> **TASK OBJECTIVE**: Each line that holds the word "xlabel" counts once. Give the total number of such lines and nothing else.

[Records from a data source]

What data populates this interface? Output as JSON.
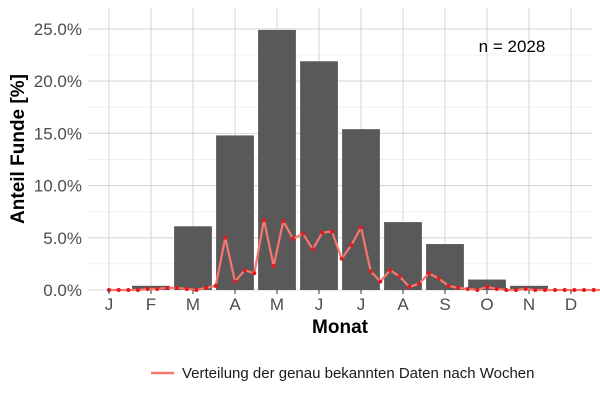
{
  "chart_data": {
    "type": "bar",
    "categories": [
      "J",
      "F",
      "M",
      "A",
      "M",
      "J",
      "J",
      "A",
      "S",
      "O",
      "N",
      "D"
    ],
    "series": [
      {
        "type": "bar",
        "values": [
          0.0,
          0.4,
          6.1,
          14.8,
          24.9,
          21.9,
          15.4,
          6.5,
          4.4,
          1.0,
          0.4,
          0.0
        ],
        "color": "#595959"
      },
      {
        "type": "line",
        "name": "Verteilung der genau bekannten Daten nach Wochen",
        "x": [
          0.0,
          0.23,
          0.46,
          0.69,
          0.92,
          1.15,
          1.38,
          1.62,
          1.85,
          2.08,
          2.31,
          2.54,
          2.77,
          3.0,
          3.23,
          3.46,
          3.69,
          3.92,
          4.15,
          4.38,
          4.62,
          4.85,
          5.08,
          5.31,
          5.54,
          5.77,
          6.0,
          6.23,
          6.46,
          6.69,
          6.92,
          7.15,
          7.38,
          7.62,
          7.85,
          8.08,
          8.31,
          8.54,
          8.77,
          9.0,
          9.23,
          9.46,
          9.69,
          9.92,
          10.15,
          10.38,
          10.62,
          10.85,
          11.08,
          11.31,
          11.54,
          11.77,
          12.0
        ],
        "values": [
          0.0,
          0.0,
          0.0,
          0.0,
          0.1,
          0.1,
          0.2,
          0.2,
          0.1,
          0.0,
          0.2,
          0.4,
          5.0,
          0.8,
          1.9,
          1.6,
          6.7,
          2.3,
          6.6,
          4.9,
          5.4,
          3.9,
          5.5,
          5.6,
          3.0,
          4.3,
          6.0,
          1.8,
          0.8,
          1.9,
          1.3,
          0.3,
          0.6,
          1.6,
          1.1,
          0.4,
          0.2,
          0.1,
          0.0,
          0.3,
          0.1,
          0.0,
          0.0,
          0.1,
          0.0,
          0.0,
          0.0,
          0.0,
          0.0,
          0.0,
          0.0,
          0.0,
          0.0
        ],
        "color": "#f8766d",
        "point_color": "#e41a1c"
      }
    ],
    "xlabel": "Monat",
    "ylabel": "Anteil Funde [%]",
    "ylim": [
      0,
      27
    ],
    "yticks": [
      "0.0%",
      "5.0%",
      "10.0%",
      "15.0%",
      "20.0%",
      "25.0%"
    ],
    "ytick_values": [
      0,
      5,
      10,
      15,
      20,
      25
    ],
    "annotation": "n = 2028",
    "grid": true,
    "legend_position": "bottom"
  }
}
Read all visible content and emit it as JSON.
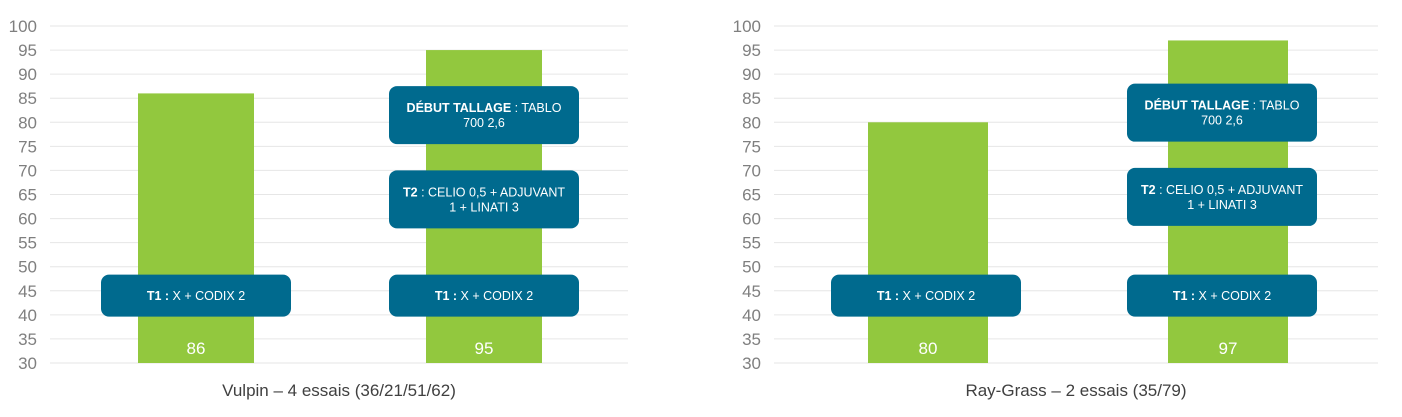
{
  "chart_data": [
    {
      "type": "bar",
      "xlabel": "Vulpin – 4 essais (36/21/51/62)",
      "ylim": [
        30,
        100
      ],
      "yticks": [
        "100",
        "95",
        "90",
        "85",
        "80",
        "75",
        "70",
        "65",
        "60",
        "55",
        "50",
        "45",
        "40",
        "35",
        "30"
      ],
      "categories": [
        "",
        ""
      ],
      "values": [
        86,
        95
      ],
      "data_labels": [
        "86",
        "95"
      ],
      "bar_color": "#92c83e",
      "annotation_color": "#006a8e",
      "annotations": [
        {
          "bar": 0,
          "y": 44,
          "lines": [
            [
              {
                "t": "T1 :",
                "b": true
              },
              {
                "t": " X + CODIX 2",
                "b": false
              }
            ]
          ]
        },
        {
          "bar": 1,
          "y": 44,
          "lines": [
            [
              {
                "t": "T1 :",
                "b": true
              },
              {
                "t": " X + CODIX 2",
                "b": false
              }
            ]
          ]
        },
        {
          "bar": 1,
          "y": 64,
          "lines": [
            [
              {
                "t": "T2",
                "b": true
              },
              {
                "t": " : CELIO 0,5 + ADJUVANT",
                "b": false
              }
            ],
            [
              {
                "t": "1 + LINATI 3",
                "b": false
              }
            ]
          ]
        },
        {
          "bar": 1,
          "y": 81.5,
          "lines": [
            [
              {
                "t": "DÉBUT TALLAGE",
                "b": true
              },
              {
                "t": " : TABLO",
                "b": false
              }
            ],
            [
              {
                "t": "700 2,6",
                "b": false
              }
            ]
          ]
        }
      ]
    },
    {
      "type": "bar",
      "xlabel": "Ray-Grass – 2 essais (35/79)",
      "ylim": [
        30,
        100
      ],
      "yticks": [
        "100",
        "95",
        "90",
        "85",
        "80",
        "75",
        "70",
        "65",
        "60",
        "55",
        "50",
        "45",
        "40",
        "35",
        "30"
      ],
      "categories": [
        "",
        ""
      ],
      "values": [
        80,
        97
      ],
      "data_labels": [
        "80",
        "97"
      ],
      "bar_color": "#92c83e",
      "annotation_color": "#006a8e",
      "annotations": [
        {
          "bar": 0,
          "y": 44,
          "lines": [
            [
              {
                "t": "T1 :",
                "b": true
              },
              {
                "t": " X + CODIX 2",
                "b": false
              }
            ]
          ]
        },
        {
          "bar": 1,
          "y": 44,
          "lines": [
            [
              {
                "t": "T1 :",
                "b": true
              },
              {
                "t": " X + CODIX 2",
                "b": false
              }
            ]
          ]
        },
        {
          "bar": 1,
          "y": 64.5,
          "lines": [
            [
              {
                "t": "T2",
                "b": true
              },
              {
                "t": " : CELIO 0,5 + ADJUVANT",
                "b": false
              }
            ],
            [
              {
                "t": "1 + LINATI 3",
                "b": false
              }
            ]
          ]
        },
        {
          "bar": 1,
          "y": 82,
          "lines": [
            [
              {
                "t": "DÉBUT TALLAGE",
                "b": true
              },
              {
                "t": " : TABLO",
                "b": false
              }
            ],
            [
              {
                "t": "700 2,6",
                "b": false
              }
            ]
          ]
        }
      ]
    }
  ]
}
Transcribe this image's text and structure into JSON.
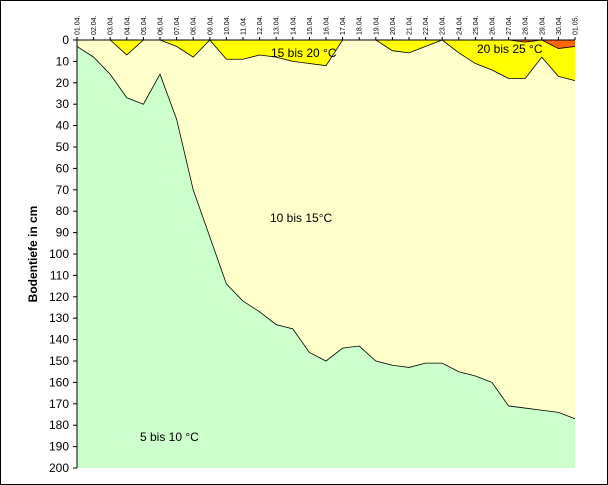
{
  "chart_data": {
    "type": "area",
    "ylabel": "Bodentiefe in cm",
    "ylim": [
      0,
      200
    ],
    "y_inverted": true,
    "y_ticks": [
      0,
      10,
      20,
      30,
      40,
      50,
      60,
      70,
      80,
      90,
      100,
      110,
      120,
      130,
      140,
      150,
      160,
      170,
      180,
      190,
      200
    ],
    "x": [
      "01.04.",
      "02.04.",
      "03.04.",
      "04.04.",
      "05.04.",
      "06.04.",
      "07.04.",
      "08.04.",
      "09.04.",
      "10.04.",
      "11.04.",
      "12.04.",
      "13.04.",
      "14.04.",
      "15.04.",
      "16.04.",
      "17.04.",
      "18.04.",
      "19.04.",
      "20.04.",
      "21.04.",
      "22.04.",
      "23.04.",
      "24.04.",
      "25.04.",
      "26.04.",
      "27.04.",
      "28.04.",
      "29.04.",
      "30.04.",
      "01.05."
    ],
    "boundaries": [
      {
        "name": "upper limit 5 bis 10 °C",
        "values": [
          3,
          8,
          16,
          27,
          30,
          16,
          37,
          70,
          92,
          114,
          122,
          127,
          133,
          135,
          146,
          150,
          144,
          143,
          150,
          152,
          153,
          151,
          151,
          155,
          157,
          160,
          171,
          172,
          173,
          174,
          177
        ]
      },
      {
        "name": "upper limit 10 bis 15°C",
        "values": [
          0,
          0,
          0,
          7,
          0,
          0,
          3,
          8,
          0,
          9,
          9,
          7,
          8,
          10,
          11,
          12,
          0,
          0,
          0,
          5,
          6,
          3,
          0,
          6,
          11,
          14,
          18,
          18,
          8,
          17,
          19
        ]
      },
      {
        "name": "upper limit 15 bis 20 °C",
        "values": [
          0,
          0,
          0,
          0,
          0,
          0,
          0,
          0,
          0,
          0,
          0,
          0,
          0,
          0,
          0,
          0,
          0,
          0,
          0,
          0,
          0,
          0,
          0,
          0,
          0,
          0,
          0,
          0,
          0,
          0,
          0
        ]
      },
      {
        "name": "upper limit 20 bis 25 °C",
        "values": [
          0,
          0,
          0,
          0,
          0,
          0,
          0,
          0,
          0,
          0,
          0,
          0,
          0,
          0,
          0,
          0,
          0,
          0,
          0,
          0,
          0,
          0,
          0,
          0,
          0,
          0,
          0,
          1,
          0,
          4,
          3
        ]
      }
    ],
    "region_labels": [
      {
        "text": "5 bis 10 °C",
        "color": "#ccffcc"
      },
      {
        "text": "10 bis 15°C",
        "color": "#ffffcc"
      },
      {
        "text": "15 bis 20 °C",
        "color": "#ffff00"
      },
      {
        "text": "20 bis 25 °C",
        "color": "#ff9900"
      },
      {
        "text": "",
        "color": "#ff6600"
      }
    ],
    "grid": false,
    "legend": "none"
  }
}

> **WORKED SOLUTION**: 3